**Work to be completed:** Extract each line from the entries below that has the string "quum" in it.

**Data to use:**
*-*-*
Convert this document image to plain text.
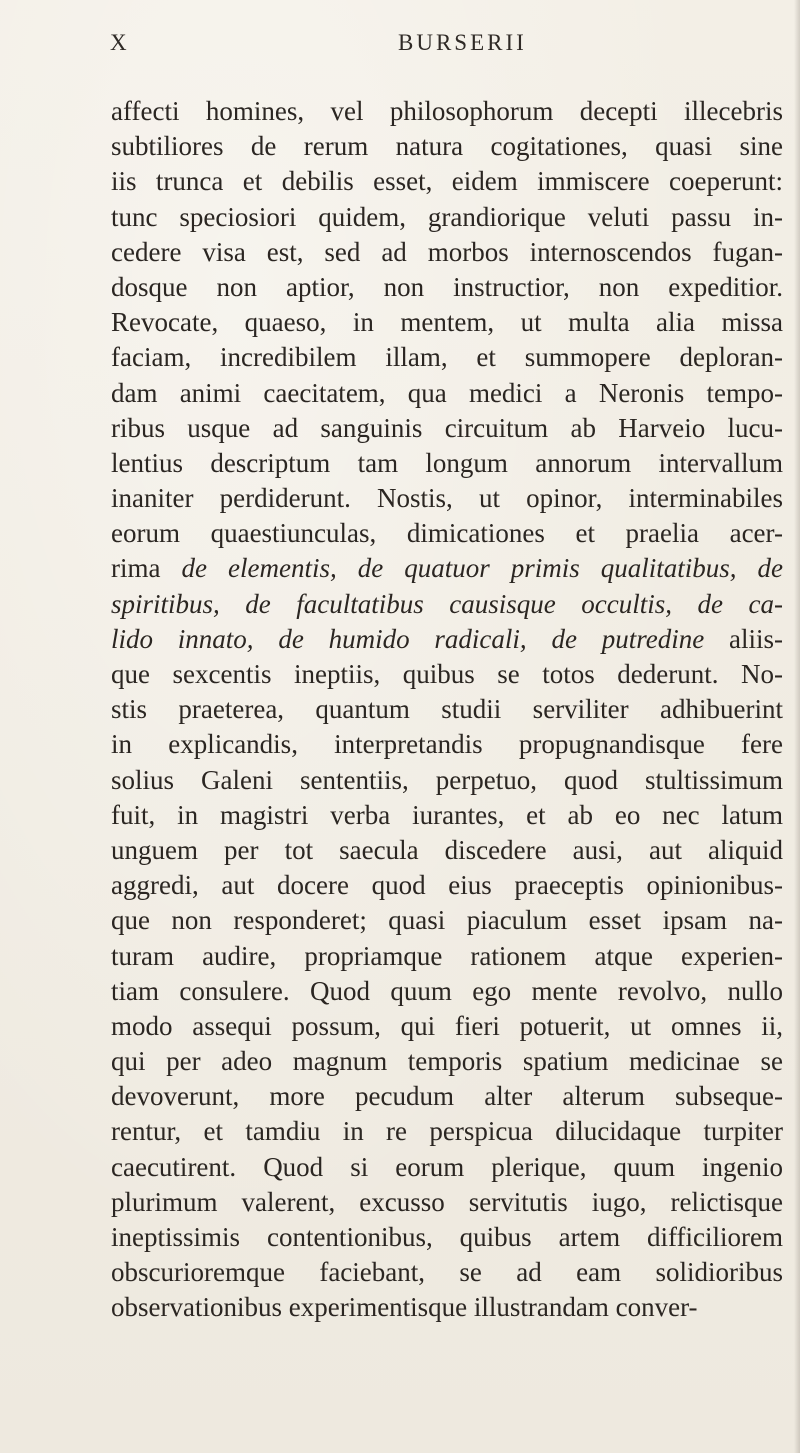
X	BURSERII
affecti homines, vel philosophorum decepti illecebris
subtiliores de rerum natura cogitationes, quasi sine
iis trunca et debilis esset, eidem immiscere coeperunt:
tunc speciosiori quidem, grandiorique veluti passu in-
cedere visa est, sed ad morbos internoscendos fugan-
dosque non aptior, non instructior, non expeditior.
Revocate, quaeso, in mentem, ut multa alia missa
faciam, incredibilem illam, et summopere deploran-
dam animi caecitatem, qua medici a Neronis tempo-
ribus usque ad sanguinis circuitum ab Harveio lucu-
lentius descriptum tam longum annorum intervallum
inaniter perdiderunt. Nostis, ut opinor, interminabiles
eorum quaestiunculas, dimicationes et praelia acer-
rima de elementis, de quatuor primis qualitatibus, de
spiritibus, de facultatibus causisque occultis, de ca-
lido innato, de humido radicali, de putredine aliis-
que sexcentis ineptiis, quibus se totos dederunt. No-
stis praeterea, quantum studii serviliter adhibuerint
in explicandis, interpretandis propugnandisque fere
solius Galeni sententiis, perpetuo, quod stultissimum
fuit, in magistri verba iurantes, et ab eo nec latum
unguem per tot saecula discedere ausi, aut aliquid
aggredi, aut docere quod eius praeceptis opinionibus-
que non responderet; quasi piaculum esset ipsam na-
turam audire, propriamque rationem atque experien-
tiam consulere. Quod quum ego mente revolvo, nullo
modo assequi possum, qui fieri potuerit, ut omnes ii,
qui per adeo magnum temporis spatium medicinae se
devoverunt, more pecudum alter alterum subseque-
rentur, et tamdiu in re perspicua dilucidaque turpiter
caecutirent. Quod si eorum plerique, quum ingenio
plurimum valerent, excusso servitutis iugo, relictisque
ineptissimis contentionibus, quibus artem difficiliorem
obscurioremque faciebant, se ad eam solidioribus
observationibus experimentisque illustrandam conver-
*-*-*
**Solution:**
tiam consulere. Quod quum ego mente revolvo, nullo
caecutirent. Quod si eorum plerique, quum ingenio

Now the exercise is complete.